§ Rows:

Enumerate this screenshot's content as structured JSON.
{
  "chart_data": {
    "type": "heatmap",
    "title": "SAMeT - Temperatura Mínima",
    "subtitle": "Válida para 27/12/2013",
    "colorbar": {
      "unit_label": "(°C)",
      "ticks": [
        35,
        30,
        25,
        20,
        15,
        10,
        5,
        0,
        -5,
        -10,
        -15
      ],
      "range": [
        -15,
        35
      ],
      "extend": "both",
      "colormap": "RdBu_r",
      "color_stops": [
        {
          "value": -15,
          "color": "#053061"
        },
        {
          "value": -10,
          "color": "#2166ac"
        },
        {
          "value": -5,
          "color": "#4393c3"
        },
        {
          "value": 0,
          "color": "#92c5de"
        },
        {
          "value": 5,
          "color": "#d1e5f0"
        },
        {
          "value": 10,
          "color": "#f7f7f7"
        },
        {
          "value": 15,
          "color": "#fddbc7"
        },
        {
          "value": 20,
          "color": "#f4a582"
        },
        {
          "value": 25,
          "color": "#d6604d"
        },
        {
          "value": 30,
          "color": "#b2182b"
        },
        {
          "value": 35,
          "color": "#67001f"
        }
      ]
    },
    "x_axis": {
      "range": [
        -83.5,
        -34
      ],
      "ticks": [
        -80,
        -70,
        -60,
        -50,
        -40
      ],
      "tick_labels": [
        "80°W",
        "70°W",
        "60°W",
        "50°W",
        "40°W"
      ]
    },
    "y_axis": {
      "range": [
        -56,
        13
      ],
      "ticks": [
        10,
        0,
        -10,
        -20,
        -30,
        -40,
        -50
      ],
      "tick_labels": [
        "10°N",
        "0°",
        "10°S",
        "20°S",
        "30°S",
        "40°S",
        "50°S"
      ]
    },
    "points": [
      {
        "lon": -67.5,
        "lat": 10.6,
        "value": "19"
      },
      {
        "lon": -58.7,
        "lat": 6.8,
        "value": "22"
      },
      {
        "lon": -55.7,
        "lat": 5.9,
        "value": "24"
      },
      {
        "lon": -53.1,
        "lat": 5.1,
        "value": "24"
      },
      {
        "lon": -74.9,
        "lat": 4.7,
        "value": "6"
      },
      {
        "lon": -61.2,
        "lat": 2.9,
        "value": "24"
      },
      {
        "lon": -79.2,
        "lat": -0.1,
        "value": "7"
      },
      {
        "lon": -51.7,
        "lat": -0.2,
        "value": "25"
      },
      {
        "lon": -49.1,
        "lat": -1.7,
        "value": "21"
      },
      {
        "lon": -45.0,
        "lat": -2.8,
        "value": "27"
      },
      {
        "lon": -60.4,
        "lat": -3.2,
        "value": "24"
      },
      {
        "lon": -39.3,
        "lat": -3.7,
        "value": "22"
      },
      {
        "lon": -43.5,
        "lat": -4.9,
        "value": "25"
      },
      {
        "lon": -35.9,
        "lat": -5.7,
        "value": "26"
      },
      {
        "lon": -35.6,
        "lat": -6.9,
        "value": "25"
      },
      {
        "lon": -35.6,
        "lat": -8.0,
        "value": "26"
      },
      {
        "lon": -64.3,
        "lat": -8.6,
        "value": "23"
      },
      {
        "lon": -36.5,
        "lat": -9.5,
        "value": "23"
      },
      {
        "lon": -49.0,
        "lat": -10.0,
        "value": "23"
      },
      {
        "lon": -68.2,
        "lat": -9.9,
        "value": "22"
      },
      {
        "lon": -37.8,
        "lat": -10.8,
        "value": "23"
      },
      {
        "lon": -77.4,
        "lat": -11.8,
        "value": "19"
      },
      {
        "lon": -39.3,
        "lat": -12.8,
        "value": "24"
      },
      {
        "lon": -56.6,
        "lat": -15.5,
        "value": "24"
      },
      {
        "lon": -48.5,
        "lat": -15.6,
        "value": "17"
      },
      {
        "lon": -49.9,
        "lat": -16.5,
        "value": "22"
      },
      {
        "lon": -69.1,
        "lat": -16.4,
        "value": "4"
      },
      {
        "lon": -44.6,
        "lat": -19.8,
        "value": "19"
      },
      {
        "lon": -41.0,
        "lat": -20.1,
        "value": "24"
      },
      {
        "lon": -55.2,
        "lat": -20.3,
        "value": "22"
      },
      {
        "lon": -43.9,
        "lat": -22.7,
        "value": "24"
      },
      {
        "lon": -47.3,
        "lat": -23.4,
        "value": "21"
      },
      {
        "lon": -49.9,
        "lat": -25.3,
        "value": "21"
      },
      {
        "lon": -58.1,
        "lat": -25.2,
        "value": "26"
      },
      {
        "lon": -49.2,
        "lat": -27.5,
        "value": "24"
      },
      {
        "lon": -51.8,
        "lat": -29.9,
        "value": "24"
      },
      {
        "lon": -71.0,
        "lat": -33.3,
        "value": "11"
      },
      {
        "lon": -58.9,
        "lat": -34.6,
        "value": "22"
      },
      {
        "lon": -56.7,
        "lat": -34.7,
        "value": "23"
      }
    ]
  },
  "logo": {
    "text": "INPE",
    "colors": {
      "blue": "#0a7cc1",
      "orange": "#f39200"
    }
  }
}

§ Task brief:
Print the listing above in its entirety, with every line exact.

§ Final answer:
Enumerate this screenshot's content as structured JSON.
{
  "chart_data": {
    "type": "heatmap",
    "title": "SAMeT - Temperatura Mínima",
    "subtitle": "Válida para 27/12/2013",
    "colorbar": {
      "unit_label": "(°C)",
      "ticks": [
        35,
        30,
        25,
        20,
        15,
        10,
        5,
        0,
        -5,
        -10,
        -15
      ],
      "range": [
        -15,
        35
      ],
      "extend": "both",
      "colormap": "RdBu_r",
      "color_stops": [
        {
          "value": -15,
          "color": "#053061"
        },
        {
          "value": -10,
          "color": "#2166ac"
        },
        {
          "value": -5,
          "color": "#4393c3"
        },
        {
          "value": 0,
          "color": "#92c5de"
        },
        {
          "value": 5,
          "color": "#d1e5f0"
        },
        {
          "value": 10,
          "color": "#f7f7f7"
        },
        {
          "value": 15,
          "color": "#fddbc7"
        },
        {
          "value": 20,
          "color": "#f4a582"
        },
        {
          "value": 25,
          "color": "#d6604d"
        },
        {
          "value": 30,
          "color": "#b2182b"
        },
        {
          "value": 35,
          "color": "#67001f"
        }
      ]
    },
    "x_axis": {
      "range": [
        -83.5,
        -34
      ],
      "ticks": [
        -80,
        -70,
        -60,
        -50,
        -40
      ],
      "tick_labels": [
        "80°W",
        "70°W",
        "60°W",
        "50°W",
        "40°W"
      ]
    },
    "y_axis": {
      "range": [
        -56,
        13
      ],
      "ticks": [
        10,
        0,
        -10,
        -20,
        -30,
        -40,
        -50
      ],
      "tick_labels": [
        "10°N",
        "0°",
        "10°S",
        "20°S",
        "30°S",
        "40°S",
        "50°S"
      ]
    },
    "points": [
      {
        "lon": -67.5,
        "lat": 10.6,
        "value": "19"
      },
      {
        "lon": -58.7,
        "lat": 6.8,
        "value": "22"
      },
      {
        "lon": -55.7,
        "lat": 5.9,
        "value": "24"
      },
      {
        "lon": -53.1,
        "lat": 5.1,
        "value": "24"
      },
      {
        "lon": -74.9,
        "lat": 4.7,
        "value": "6"
      },
      {
        "lon": -61.2,
        "lat": 2.9,
        "value": "24"
      },
      {
        "lon": -79.2,
        "lat": -0.1,
        "value": "7"
      },
      {
        "lon": -51.7,
        "lat": -0.2,
        "value": "25"
      },
      {
        "lon": -49.1,
        "lat": -1.7,
        "value": "21"
      },
      {
        "lon": -45.0,
        "lat": -2.8,
        "value": "27"
      },
      {
        "lon": -60.4,
        "lat": -3.2,
        "value": "24"
      },
      {
        "lon": -39.3,
        "lat": -3.7,
        "value": "22"
      },
      {
        "lon": -43.5,
        "lat": -4.9,
        "value": "25"
      },
      {
        "lon": -35.9,
        "lat": -5.7,
        "value": "26"
      },
      {
        "lon": -35.6,
        "lat": -6.9,
        "value": "25"
      },
      {
        "lon": -35.6,
        "lat": -8.0,
        "value": "26"
      },
      {
        "lon": -64.3,
        "lat": -8.6,
        "value": "23"
      },
      {
        "lon": -36.5,
        "lat": -9.5,
        "value": "23"
      },
      {
        "lon": -49.0,
        "lat": -10.0,
        "value": "23"
      },
      {
        "lon": -68.2,
        "lat": -9.9,
        "value": "22"
      },
      {
        "lon": -37.8,
        "lat": -10.8,
        "value": "23"
      },
      {
        "lon": -77.4,
        "lat": -11.8,
        "value": "19"
      },
      {
        "lon": -39.3,
        "lat": -12.8,
        "value": "24"
      },
      {
        "lon": -56.6,
        "lat": -15.5,
        "value": "24"
      },
      {
        "lon": -48.5,
        "lat": -15.6,
        "value": "17"
      },
      {
        "lon": -49.9,
        "lat": -16.5,
        "value": "22"
      },
      {
        "lon": -69.1,
        "lat": -16.4,
        "value": "4"
      },
      {
        "lon": -44.6,
        "lat": -19.8,
        "value": "19"
      },
      {
        "lon": -41.0,
        "lat": -20.1,
        "value": "24"
      },
      {
        "lon": -55.2,
        "lat": -20.3,
        "value": "22"
      },
      {
        "lon": -43.9,
        "lat": -22.7,
        "value": "24"
      },
      {
        "lon": -47.3,
        "lat": -23.4,
        "value": "21"
      },
      {
        "lon": -49.9,
        "lat": -25.3,
        "value": "21"
      },
      {
        "lon": -58.1,
        "lat": -25.2,
        "value": "26"
      },
      {
        "lon": -49.2,
        "lat": -27.5,
        "value": "24"
      },
      {
        "lon": -51.8,
        "lat": -29.9,
        "value": "24"
      },
      {
        "lon": -71.0,
        "lat": -33.3,
        "value": "11"
      },
      {
        "lon": -58.9,
        "lat": -34.6,
        "value": "22"
      },
      {
        "lon": -56.7,
        "lat": -34.7,
        "value": "23"
      }
    ]
  },
  "logo": {
    "text": "INPE",
    "colors": {
      "blue": "#0a7cc1",
      "orange": "#f39200"
    }
  }
}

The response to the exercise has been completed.